> **DO THIS**
From the listing, collect all lines containing the word "Neal".

> **Extracted data entries**
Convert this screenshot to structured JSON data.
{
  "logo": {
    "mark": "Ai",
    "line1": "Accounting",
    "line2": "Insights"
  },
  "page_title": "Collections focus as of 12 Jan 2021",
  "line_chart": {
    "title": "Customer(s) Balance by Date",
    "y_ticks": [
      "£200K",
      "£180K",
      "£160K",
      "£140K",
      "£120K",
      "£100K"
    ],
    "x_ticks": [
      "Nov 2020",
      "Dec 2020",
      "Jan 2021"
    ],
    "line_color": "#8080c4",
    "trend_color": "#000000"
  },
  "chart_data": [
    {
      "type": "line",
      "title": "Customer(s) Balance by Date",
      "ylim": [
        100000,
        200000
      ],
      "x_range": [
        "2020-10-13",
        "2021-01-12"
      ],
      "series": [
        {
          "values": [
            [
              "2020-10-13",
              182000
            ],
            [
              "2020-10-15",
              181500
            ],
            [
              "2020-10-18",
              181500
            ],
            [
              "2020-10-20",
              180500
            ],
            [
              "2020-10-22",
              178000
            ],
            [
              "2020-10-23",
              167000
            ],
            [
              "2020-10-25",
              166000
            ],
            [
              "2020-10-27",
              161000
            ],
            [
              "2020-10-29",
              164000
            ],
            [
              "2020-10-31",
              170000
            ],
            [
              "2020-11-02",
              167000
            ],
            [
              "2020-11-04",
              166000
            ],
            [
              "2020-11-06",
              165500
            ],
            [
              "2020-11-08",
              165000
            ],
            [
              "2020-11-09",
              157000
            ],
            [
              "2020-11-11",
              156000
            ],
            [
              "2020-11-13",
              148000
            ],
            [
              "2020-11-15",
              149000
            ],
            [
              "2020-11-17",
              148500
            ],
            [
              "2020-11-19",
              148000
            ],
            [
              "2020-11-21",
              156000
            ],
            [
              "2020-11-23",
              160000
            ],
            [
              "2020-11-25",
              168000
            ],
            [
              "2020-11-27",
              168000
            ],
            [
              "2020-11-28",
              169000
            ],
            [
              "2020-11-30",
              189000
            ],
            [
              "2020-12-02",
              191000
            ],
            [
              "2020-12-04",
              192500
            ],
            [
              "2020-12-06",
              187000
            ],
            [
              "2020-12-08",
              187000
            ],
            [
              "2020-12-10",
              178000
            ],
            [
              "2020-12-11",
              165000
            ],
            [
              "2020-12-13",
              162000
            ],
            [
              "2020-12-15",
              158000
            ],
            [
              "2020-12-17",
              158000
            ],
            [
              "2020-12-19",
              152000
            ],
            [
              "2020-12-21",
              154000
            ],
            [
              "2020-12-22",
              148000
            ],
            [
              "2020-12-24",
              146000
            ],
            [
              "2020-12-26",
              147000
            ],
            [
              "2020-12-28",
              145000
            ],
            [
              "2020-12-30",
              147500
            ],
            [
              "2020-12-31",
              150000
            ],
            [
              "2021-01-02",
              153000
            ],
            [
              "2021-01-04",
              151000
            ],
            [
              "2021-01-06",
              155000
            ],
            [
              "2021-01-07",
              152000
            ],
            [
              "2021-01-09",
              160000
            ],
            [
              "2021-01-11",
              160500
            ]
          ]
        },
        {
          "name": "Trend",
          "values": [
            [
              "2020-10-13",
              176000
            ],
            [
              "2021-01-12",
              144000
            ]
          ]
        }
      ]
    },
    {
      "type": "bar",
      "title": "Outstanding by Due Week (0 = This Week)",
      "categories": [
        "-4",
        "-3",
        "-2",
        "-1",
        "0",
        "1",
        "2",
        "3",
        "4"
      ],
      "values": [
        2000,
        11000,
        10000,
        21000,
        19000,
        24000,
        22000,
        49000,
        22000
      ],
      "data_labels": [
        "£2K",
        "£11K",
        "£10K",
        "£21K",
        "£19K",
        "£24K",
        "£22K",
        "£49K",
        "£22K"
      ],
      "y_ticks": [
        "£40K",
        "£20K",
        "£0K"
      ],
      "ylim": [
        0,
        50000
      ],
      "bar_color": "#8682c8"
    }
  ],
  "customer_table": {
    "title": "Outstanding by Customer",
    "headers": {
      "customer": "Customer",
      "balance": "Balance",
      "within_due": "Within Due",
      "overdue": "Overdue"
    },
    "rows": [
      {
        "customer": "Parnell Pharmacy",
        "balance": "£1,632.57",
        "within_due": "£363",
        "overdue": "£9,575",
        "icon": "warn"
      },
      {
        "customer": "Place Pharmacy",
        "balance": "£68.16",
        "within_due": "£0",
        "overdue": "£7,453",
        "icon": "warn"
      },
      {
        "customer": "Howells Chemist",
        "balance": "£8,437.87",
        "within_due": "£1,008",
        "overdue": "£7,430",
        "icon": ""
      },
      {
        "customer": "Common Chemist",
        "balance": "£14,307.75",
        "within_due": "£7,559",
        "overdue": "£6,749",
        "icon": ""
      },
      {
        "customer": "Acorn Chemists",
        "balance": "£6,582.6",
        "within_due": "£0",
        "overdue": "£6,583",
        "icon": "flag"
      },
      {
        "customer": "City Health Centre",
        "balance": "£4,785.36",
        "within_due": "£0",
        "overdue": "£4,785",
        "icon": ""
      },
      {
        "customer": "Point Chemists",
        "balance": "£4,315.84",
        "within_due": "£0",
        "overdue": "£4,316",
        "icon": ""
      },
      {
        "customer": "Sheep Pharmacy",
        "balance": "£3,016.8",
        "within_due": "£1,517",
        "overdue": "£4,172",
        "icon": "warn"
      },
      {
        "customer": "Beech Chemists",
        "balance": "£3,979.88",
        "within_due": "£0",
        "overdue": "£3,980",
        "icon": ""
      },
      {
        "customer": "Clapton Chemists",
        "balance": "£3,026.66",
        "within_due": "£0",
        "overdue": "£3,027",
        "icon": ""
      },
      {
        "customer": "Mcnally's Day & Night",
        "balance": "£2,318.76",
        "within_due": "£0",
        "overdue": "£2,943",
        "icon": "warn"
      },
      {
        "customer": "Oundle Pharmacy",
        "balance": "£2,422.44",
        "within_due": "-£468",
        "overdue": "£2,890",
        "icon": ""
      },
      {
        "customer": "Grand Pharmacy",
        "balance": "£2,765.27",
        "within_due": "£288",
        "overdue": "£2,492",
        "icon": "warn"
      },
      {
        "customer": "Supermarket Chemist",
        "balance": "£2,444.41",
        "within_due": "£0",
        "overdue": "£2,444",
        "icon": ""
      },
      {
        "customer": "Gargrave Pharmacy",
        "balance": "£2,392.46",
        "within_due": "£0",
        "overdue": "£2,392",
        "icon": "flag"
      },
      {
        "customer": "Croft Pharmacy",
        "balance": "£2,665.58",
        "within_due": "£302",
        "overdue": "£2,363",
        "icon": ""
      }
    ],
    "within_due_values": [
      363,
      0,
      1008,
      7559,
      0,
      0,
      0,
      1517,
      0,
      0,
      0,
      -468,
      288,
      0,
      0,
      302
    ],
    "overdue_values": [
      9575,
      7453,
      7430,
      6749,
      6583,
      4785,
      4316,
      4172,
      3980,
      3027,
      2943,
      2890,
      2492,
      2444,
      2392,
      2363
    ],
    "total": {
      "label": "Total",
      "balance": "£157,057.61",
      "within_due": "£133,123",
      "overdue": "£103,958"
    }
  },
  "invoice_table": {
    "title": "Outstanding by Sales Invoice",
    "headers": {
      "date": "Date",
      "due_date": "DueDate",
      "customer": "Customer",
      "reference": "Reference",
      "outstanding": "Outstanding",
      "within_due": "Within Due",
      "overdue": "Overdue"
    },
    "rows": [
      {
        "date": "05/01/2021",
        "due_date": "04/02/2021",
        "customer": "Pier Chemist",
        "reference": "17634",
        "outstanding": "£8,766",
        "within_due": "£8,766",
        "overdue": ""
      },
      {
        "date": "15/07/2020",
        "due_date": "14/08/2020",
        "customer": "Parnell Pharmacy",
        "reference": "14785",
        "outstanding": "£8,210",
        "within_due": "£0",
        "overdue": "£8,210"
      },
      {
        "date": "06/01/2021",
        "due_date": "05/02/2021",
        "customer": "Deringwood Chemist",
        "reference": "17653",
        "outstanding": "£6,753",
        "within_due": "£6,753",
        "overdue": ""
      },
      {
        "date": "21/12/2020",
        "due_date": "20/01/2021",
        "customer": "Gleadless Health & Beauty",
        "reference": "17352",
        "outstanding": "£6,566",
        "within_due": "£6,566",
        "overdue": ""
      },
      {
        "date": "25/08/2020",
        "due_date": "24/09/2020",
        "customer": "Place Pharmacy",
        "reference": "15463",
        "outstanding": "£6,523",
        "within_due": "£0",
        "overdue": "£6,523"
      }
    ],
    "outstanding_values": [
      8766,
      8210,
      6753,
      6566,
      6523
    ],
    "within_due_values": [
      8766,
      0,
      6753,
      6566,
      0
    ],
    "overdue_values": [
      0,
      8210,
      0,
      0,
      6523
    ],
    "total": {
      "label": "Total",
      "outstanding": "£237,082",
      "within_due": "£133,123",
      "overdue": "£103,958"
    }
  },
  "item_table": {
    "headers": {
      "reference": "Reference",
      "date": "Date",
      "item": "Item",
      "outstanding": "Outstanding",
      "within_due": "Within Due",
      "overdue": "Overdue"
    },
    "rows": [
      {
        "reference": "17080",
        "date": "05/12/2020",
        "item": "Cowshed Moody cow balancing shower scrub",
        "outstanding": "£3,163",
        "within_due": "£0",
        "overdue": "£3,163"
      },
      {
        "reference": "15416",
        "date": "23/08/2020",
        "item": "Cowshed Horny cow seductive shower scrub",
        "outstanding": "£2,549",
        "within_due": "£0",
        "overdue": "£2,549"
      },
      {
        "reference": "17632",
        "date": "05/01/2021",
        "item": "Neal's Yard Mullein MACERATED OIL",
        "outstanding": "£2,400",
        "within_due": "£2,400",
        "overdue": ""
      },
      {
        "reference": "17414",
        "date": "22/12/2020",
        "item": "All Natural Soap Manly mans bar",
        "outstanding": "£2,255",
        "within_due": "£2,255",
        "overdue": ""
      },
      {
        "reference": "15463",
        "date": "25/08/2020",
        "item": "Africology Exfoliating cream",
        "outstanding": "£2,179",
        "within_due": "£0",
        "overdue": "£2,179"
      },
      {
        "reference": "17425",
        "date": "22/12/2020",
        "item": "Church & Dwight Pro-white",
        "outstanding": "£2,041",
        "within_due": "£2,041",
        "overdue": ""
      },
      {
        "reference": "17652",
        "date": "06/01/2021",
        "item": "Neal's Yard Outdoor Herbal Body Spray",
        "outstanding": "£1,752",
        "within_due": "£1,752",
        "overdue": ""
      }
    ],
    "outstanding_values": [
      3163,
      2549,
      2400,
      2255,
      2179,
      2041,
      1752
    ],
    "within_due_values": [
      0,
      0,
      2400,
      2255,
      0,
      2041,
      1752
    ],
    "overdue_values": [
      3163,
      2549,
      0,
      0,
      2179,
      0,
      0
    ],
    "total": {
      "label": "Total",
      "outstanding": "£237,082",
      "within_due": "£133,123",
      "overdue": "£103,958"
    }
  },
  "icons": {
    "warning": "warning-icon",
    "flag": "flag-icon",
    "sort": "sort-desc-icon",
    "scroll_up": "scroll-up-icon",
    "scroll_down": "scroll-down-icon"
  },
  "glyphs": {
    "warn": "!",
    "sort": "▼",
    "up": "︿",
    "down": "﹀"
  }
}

> **FINISHED ANSWER**
        "item": "Neal's Yard Mullein MACERATED OIL",
        "item": "Neal's Yard Outdoor Herbal Body Spray",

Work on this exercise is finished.